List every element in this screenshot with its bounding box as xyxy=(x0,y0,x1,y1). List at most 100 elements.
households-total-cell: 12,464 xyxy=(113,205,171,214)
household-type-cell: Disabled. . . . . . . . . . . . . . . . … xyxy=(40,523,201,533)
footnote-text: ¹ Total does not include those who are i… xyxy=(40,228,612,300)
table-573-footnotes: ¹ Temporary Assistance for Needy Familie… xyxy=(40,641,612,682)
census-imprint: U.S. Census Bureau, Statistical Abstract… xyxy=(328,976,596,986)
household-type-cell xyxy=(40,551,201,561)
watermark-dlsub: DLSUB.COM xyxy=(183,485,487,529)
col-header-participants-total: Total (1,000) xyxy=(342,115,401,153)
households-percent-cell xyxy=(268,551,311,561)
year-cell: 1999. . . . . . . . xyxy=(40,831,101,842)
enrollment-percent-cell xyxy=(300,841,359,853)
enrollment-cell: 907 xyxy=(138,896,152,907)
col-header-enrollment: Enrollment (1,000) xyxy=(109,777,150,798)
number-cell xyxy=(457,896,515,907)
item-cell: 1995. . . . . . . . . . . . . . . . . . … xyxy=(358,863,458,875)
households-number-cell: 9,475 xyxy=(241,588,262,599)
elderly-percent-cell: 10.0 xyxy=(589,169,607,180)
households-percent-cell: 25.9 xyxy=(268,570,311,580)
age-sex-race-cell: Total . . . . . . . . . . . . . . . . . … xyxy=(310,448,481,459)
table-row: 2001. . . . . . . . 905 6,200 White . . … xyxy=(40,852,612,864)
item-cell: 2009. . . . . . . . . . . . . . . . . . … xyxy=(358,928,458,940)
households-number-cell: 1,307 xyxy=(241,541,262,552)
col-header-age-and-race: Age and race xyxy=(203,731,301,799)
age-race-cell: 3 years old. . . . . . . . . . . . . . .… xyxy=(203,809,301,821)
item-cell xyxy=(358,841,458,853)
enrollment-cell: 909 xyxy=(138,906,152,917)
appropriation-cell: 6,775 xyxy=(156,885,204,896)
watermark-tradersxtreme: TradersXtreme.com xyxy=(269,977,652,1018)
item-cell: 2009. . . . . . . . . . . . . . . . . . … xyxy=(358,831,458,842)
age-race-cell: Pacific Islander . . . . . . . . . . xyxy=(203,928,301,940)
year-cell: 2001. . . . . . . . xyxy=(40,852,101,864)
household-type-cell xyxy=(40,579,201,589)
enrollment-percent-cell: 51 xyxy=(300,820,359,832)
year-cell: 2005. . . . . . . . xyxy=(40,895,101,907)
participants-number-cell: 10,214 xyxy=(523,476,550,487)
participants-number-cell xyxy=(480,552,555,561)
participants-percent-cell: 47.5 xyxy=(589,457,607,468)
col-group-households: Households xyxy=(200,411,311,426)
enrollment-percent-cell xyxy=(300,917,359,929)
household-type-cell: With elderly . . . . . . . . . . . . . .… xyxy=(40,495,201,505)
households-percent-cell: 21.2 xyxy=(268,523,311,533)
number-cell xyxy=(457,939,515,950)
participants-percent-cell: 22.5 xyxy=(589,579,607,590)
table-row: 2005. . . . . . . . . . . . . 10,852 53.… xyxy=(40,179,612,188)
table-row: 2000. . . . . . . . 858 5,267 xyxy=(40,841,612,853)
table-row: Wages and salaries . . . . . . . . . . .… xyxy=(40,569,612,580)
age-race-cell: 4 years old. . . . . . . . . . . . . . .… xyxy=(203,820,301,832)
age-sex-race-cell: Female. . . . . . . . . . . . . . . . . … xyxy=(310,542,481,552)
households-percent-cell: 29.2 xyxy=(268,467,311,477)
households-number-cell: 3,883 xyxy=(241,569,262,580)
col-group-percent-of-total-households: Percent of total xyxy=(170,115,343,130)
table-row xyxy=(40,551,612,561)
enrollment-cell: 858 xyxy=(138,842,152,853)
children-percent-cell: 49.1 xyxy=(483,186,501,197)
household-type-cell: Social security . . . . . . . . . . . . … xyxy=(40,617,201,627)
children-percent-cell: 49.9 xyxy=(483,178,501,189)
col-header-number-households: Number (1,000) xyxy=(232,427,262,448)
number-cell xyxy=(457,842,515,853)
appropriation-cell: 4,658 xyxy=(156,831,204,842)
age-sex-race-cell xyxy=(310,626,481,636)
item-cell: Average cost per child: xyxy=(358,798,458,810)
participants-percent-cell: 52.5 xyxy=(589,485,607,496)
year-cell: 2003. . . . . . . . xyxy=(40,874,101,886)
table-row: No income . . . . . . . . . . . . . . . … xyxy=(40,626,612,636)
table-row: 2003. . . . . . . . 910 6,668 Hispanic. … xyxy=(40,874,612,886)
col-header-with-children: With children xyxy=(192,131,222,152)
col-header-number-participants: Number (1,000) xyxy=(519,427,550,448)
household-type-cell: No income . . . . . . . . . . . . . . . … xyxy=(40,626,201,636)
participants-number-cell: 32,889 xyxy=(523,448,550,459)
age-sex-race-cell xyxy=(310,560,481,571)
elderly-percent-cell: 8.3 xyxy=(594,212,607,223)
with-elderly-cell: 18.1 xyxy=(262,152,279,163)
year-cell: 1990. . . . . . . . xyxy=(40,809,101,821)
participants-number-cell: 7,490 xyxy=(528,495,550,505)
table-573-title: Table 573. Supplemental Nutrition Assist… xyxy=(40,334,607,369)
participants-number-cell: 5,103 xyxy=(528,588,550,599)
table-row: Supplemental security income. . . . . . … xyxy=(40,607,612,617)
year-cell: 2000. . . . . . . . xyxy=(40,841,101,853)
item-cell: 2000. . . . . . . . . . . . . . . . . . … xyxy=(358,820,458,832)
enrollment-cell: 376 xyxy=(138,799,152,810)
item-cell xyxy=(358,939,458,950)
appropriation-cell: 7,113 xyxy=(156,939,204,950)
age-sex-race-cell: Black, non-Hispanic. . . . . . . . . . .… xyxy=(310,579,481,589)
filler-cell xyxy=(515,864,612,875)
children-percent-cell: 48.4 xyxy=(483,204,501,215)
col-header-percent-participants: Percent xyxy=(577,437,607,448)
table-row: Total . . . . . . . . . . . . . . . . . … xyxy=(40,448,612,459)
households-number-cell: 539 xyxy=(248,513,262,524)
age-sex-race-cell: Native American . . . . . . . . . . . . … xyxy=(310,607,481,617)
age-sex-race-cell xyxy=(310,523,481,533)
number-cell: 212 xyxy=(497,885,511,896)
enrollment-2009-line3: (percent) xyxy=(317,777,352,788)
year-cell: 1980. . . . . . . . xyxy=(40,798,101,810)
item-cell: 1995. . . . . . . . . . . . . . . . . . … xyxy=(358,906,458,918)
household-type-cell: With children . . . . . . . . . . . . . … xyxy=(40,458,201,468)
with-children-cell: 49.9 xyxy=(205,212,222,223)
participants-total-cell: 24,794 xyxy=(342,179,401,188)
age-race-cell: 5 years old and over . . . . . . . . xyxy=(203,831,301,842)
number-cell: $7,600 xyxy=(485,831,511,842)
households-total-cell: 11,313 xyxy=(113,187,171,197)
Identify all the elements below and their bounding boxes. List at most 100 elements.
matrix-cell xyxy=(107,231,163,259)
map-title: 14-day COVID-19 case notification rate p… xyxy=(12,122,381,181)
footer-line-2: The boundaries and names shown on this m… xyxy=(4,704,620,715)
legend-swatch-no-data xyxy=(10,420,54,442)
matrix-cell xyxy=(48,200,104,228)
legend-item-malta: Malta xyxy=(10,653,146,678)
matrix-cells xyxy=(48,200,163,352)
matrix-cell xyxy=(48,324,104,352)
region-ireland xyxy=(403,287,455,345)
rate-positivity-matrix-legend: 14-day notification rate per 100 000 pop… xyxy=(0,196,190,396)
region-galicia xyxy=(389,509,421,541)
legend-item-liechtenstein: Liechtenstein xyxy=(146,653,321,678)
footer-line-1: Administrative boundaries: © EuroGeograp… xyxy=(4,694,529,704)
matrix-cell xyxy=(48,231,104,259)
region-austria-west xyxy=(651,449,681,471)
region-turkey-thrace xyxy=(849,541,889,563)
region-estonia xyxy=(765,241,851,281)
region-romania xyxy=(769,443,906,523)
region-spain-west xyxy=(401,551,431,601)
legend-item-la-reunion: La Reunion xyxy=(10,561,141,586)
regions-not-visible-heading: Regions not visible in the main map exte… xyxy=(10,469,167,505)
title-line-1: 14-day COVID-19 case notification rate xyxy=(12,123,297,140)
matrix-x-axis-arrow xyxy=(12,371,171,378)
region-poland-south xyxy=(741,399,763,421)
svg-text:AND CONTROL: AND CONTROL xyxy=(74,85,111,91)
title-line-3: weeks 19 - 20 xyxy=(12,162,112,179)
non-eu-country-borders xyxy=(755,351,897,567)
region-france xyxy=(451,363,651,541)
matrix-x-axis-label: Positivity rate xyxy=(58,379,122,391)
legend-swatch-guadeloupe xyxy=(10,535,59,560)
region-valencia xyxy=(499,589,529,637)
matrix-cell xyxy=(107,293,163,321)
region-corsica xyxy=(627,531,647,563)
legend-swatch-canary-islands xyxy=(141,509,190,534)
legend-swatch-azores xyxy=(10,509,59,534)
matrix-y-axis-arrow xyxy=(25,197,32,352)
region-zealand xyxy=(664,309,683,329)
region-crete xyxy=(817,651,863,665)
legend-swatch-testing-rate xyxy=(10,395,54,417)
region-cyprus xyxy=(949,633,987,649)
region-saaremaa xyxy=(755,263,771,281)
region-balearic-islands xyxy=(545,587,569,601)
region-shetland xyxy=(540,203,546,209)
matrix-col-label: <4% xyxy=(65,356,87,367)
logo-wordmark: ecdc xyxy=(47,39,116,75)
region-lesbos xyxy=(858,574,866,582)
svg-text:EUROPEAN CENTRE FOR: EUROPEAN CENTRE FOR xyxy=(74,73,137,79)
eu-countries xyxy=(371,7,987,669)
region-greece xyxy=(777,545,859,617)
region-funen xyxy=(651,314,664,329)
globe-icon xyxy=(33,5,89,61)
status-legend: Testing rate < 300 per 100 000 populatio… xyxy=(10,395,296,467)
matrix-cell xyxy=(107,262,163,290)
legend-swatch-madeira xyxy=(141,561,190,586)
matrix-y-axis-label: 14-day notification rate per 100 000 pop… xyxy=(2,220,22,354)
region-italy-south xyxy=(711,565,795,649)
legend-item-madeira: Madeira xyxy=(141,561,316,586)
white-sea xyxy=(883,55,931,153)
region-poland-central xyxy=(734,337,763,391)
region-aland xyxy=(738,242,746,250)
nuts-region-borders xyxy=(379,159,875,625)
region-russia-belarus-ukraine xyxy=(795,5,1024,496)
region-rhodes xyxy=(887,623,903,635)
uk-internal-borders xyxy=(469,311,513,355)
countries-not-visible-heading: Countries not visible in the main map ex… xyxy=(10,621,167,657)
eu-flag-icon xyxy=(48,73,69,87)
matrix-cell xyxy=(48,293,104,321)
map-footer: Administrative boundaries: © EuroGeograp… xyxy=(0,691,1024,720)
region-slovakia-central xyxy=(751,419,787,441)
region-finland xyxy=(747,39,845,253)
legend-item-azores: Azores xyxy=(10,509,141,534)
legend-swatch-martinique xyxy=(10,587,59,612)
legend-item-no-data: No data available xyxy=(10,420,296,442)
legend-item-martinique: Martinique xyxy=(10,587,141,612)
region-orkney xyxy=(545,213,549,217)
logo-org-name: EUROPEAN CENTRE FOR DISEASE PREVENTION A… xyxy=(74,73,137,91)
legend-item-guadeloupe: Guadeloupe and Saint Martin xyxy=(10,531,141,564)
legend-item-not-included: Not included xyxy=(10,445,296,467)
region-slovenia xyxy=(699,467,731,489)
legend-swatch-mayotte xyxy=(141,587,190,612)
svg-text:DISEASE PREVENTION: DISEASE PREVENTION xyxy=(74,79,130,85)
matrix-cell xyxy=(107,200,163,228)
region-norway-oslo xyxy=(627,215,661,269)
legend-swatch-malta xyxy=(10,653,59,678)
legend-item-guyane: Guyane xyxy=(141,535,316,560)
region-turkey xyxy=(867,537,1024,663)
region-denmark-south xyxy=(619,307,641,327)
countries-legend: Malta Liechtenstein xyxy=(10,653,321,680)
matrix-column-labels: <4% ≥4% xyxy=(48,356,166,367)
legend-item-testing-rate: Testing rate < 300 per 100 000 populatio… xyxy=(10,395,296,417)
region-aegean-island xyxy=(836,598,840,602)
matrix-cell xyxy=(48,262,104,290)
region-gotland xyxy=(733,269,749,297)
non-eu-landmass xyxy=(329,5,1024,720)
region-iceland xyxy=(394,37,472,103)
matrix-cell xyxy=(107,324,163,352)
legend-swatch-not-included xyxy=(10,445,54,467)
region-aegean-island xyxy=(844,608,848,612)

**WHAT TO DO:**
Turn the data from the very first line through the line containing "enrollment-cell: 907 xyxy=(138,896,152,907)" (both included) into a numbered list, leaving out blank lines.

**RESULT FOR THIS TASK:**
1. List every element in this screenshot with its bounding box as xyxy=(x0,y0,x1,y1). List at most 100 elements.
2. households-total-cell: 12,464 xyxy=(113,205,171,214)
3. household-type-cell: Disabled. . . . . . . . . . . . . . . . … xyxy=(40,523,201,533)
4. footnote-text: ¹ Total does not include those who are i… xyxy=(40,228,612,300)
5. table-573-footnotes: ¹ Temporary Assistance for Needy Familie… xyxy=(40,641,612,682)
6. census-imprint: U.S. Census Bureau, Statistical Abstract… xyxy=(328,976,596,986)
7. household-type-cell xyxy=(40,551,201,561)
8. watermark-dlsub: DLSUB.COM xyxy=(183,485,487,529)
9. col-header-participants-total: Total (1,000) xyxy=(342,115,401,153)
10. households-percent-cell xyxy=(268,551,311,561)
11. year-cell: 1999. . . . . . . . xyxy=(40,831,101,842)
12. enrollment-percent-cell xyxy=(300,841,359,853)
13. enrollment-cell: 907 xyxy=(138,896,152,907)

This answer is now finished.